▶ _DATA SUPPLIED_
══════════════════════════════

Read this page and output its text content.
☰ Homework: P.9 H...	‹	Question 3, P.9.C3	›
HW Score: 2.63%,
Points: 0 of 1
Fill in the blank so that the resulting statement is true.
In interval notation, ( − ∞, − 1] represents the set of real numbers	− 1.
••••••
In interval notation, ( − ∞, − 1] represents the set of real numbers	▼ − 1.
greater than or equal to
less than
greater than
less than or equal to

══════════════════════════════

▶ _EXERCISE AIM_
Of the lines above, copy each that contains "interval".

▶ _SOLUTION FOR THIS TASK_
In interval notation, ( − ∞, − 1] represents the set of real numbers	− 1.
In interval notation, ( − ∞, − 1] represents the set of real numbers	▼ − 1.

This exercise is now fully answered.